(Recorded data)

::::::::

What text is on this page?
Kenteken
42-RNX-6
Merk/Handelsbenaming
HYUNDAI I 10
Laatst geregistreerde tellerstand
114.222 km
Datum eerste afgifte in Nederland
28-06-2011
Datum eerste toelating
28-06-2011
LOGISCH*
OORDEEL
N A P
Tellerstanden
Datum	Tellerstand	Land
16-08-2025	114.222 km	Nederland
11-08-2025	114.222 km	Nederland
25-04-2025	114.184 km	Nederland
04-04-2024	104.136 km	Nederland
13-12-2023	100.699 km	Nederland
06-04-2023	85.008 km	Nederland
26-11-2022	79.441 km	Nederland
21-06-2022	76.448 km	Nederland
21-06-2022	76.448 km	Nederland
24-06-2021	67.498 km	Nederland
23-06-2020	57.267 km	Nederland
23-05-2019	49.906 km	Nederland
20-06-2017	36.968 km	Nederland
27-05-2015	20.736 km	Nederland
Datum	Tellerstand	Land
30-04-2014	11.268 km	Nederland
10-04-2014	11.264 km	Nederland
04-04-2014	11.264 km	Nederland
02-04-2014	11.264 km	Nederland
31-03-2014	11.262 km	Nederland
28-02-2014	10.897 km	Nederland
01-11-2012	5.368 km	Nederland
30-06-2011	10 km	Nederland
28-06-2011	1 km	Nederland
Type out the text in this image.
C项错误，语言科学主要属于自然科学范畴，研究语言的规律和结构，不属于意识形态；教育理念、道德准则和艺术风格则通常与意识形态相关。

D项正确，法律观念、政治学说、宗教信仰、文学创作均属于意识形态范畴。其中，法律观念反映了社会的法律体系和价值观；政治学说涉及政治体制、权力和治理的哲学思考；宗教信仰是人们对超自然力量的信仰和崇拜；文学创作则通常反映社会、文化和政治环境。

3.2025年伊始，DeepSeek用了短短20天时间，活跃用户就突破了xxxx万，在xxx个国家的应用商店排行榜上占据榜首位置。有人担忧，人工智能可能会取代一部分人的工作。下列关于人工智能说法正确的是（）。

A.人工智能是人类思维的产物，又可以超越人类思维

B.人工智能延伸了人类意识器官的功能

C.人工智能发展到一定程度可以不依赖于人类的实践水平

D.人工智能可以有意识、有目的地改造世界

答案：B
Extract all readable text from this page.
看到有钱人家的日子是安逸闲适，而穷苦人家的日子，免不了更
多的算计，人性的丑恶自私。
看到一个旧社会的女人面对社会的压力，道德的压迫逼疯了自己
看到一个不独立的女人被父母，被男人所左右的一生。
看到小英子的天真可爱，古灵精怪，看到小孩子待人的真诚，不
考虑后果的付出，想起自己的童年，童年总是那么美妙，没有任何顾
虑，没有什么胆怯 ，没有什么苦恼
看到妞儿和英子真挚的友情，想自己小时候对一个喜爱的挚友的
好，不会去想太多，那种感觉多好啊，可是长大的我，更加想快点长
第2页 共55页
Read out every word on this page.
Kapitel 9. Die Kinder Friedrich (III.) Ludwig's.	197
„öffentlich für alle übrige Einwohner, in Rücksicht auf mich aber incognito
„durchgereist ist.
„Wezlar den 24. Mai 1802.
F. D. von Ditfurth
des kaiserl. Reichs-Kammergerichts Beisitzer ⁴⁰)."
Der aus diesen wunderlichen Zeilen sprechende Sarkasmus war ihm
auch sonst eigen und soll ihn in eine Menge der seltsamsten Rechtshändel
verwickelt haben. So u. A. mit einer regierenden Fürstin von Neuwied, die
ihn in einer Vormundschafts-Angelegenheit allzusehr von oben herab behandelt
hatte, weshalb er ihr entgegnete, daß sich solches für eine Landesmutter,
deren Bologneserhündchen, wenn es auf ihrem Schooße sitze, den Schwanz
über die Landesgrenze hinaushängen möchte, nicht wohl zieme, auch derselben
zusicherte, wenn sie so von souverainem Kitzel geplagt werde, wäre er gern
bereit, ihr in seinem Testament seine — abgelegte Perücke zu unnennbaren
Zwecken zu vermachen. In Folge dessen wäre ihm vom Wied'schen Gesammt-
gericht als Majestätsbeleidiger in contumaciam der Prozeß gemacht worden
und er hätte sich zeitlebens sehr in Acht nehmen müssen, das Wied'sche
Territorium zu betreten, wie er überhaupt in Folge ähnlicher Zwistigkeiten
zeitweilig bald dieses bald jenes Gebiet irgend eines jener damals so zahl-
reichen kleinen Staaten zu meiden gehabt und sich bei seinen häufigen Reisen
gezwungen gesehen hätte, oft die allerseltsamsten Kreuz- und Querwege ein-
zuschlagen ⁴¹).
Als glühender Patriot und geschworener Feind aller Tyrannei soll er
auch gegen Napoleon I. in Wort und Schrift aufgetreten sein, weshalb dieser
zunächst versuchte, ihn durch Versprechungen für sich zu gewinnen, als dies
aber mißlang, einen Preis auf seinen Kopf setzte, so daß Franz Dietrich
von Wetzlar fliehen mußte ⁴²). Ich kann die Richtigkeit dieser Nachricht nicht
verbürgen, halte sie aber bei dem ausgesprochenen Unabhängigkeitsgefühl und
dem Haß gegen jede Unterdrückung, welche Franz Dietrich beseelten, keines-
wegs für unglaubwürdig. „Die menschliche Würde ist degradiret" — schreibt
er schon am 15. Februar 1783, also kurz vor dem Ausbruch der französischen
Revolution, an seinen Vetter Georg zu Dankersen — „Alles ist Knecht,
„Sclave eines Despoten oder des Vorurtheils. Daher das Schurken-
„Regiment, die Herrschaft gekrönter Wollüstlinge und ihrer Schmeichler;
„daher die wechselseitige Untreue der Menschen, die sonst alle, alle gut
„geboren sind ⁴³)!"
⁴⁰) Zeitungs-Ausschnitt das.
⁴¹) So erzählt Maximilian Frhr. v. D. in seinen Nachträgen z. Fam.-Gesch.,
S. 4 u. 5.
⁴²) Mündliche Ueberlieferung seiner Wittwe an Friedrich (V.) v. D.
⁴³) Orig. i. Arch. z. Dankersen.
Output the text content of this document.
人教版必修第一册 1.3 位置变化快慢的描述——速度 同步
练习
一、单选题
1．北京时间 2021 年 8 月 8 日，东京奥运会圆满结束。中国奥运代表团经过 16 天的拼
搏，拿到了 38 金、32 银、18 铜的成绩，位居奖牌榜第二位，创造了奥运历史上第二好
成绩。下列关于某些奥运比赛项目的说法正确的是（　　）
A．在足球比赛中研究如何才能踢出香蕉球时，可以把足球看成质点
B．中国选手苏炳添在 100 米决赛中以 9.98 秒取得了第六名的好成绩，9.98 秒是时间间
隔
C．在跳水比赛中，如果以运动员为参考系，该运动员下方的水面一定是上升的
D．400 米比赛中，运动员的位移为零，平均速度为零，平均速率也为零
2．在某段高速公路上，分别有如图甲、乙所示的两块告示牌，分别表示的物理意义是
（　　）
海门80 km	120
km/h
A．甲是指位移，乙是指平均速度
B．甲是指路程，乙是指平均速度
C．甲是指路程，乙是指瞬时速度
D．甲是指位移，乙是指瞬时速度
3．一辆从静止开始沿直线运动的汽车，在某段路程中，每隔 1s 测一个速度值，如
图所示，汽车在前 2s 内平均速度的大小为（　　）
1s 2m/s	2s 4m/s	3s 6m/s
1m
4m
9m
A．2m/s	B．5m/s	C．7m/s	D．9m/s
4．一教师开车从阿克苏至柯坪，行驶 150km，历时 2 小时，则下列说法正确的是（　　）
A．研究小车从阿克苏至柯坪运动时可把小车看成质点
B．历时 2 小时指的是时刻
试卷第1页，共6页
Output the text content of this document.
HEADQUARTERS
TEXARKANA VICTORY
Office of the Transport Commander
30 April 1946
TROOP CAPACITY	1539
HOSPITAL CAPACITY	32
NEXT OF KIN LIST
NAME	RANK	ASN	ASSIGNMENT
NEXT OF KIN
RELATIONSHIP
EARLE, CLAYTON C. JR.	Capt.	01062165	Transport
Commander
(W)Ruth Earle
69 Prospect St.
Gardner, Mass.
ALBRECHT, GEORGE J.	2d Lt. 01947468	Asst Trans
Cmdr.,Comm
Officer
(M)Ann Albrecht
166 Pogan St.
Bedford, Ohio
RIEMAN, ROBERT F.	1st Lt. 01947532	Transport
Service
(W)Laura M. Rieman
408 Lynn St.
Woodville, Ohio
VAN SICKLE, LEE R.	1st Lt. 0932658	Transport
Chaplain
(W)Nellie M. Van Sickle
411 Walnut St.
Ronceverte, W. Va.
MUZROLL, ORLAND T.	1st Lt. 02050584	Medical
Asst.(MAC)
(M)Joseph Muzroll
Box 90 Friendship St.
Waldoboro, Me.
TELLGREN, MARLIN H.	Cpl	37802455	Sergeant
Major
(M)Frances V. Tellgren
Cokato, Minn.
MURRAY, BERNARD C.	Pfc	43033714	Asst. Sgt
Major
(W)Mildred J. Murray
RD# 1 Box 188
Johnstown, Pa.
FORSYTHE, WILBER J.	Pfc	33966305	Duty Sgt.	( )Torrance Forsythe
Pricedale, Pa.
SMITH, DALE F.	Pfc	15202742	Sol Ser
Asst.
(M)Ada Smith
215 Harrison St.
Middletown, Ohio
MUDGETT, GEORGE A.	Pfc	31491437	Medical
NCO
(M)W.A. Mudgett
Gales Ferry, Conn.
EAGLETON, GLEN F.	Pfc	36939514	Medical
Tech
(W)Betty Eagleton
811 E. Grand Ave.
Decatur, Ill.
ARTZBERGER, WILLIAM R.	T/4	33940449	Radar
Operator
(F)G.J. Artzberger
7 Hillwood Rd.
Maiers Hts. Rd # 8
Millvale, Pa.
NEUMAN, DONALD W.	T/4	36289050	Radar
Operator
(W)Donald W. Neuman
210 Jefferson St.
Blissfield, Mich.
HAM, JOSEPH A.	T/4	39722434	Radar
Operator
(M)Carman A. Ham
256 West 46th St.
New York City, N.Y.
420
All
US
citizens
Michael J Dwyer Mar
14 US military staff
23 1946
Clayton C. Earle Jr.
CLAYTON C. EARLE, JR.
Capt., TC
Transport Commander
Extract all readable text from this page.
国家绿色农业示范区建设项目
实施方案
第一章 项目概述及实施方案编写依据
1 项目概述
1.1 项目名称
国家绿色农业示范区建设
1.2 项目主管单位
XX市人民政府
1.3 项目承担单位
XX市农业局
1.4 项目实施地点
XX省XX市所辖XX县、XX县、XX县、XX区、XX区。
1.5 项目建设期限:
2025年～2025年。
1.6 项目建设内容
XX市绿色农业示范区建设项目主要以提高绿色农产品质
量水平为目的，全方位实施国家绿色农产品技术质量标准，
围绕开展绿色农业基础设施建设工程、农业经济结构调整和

::::::::

> _Exercise instructions_
Single out each line of the records above with the string "gegen" in it, and copy it.

> _Exercise output_
auch gegen Napoleon I. in Wort und Schrift aufgetreten sein, weshalb dieser
dem Haß gegen jede Unterdrückung, welche Franz Dietrich beseelten, keines-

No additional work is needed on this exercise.